§ **What needs to be done**
Would you pull out every line of the material that contains the string "appears"?

+++ Dataset entries

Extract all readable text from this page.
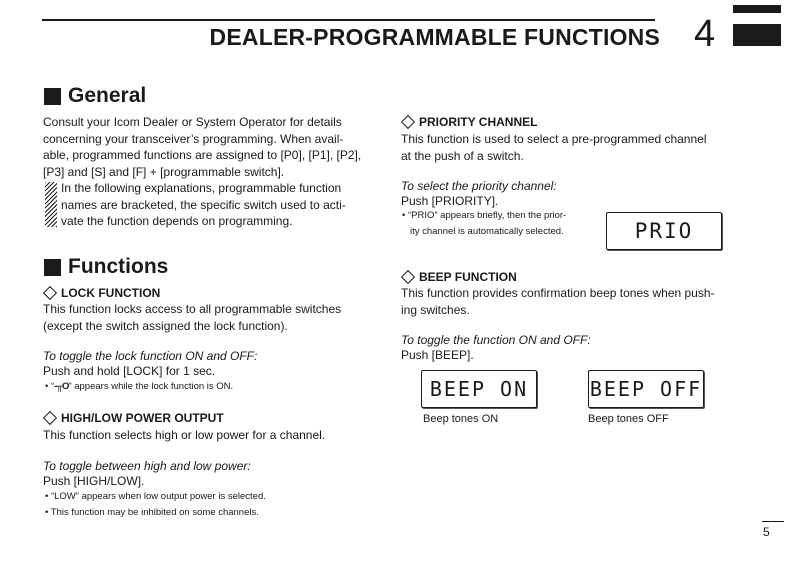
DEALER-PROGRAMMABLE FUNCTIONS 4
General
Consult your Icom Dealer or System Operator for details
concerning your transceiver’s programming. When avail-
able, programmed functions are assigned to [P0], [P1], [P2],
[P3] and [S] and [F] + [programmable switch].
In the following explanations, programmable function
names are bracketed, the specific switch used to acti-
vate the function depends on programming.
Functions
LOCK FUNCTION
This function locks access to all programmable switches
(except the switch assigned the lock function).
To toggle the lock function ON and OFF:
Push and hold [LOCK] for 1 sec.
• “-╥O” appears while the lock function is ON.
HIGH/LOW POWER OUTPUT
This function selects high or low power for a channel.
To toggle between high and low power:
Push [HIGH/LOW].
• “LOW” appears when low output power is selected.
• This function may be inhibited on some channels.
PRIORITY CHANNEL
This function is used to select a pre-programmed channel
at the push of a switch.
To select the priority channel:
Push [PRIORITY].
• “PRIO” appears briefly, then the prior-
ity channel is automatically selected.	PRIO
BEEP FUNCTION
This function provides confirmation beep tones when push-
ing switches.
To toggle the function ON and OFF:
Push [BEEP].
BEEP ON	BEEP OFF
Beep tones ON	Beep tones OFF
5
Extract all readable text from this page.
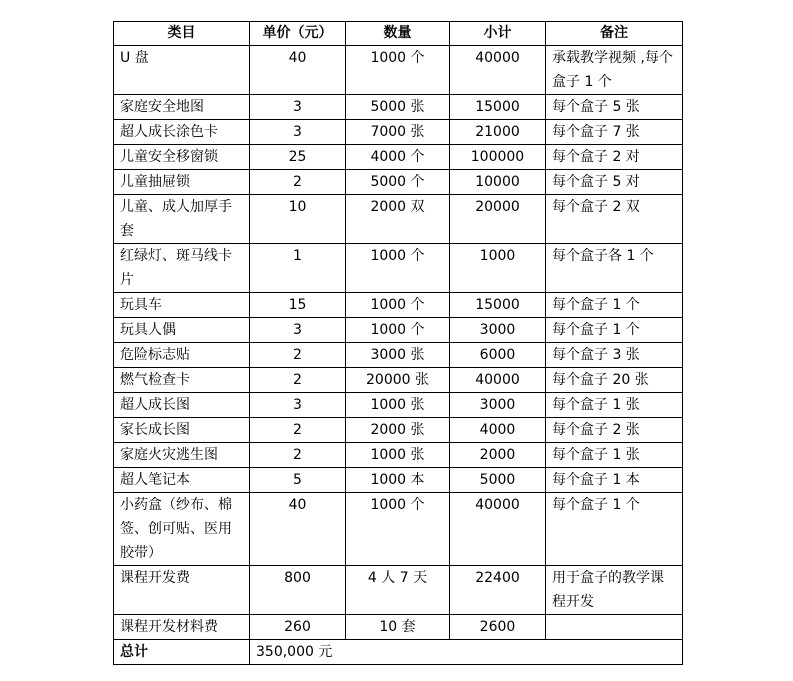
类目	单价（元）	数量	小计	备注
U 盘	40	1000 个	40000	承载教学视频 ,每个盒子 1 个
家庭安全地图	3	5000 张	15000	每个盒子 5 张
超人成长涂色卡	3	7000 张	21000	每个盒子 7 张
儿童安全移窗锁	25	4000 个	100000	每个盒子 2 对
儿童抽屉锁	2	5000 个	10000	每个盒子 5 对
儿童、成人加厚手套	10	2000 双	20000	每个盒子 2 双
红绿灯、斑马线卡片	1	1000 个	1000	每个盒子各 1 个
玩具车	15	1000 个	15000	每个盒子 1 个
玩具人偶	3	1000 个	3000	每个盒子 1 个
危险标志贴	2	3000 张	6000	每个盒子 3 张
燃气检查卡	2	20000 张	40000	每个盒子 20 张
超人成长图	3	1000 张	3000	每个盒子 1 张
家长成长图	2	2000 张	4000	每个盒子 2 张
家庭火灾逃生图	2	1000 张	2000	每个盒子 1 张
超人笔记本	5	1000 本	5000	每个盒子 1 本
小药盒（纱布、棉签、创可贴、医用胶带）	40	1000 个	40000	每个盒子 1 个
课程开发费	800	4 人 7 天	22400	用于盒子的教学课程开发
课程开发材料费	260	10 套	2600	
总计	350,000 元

++++++

§ **Answer to this exercise**
• “-╥O” appears while the lock function is ON.
• “LOW” appears when low output power is selected.
• “PRIO” appears briefly, then the prior-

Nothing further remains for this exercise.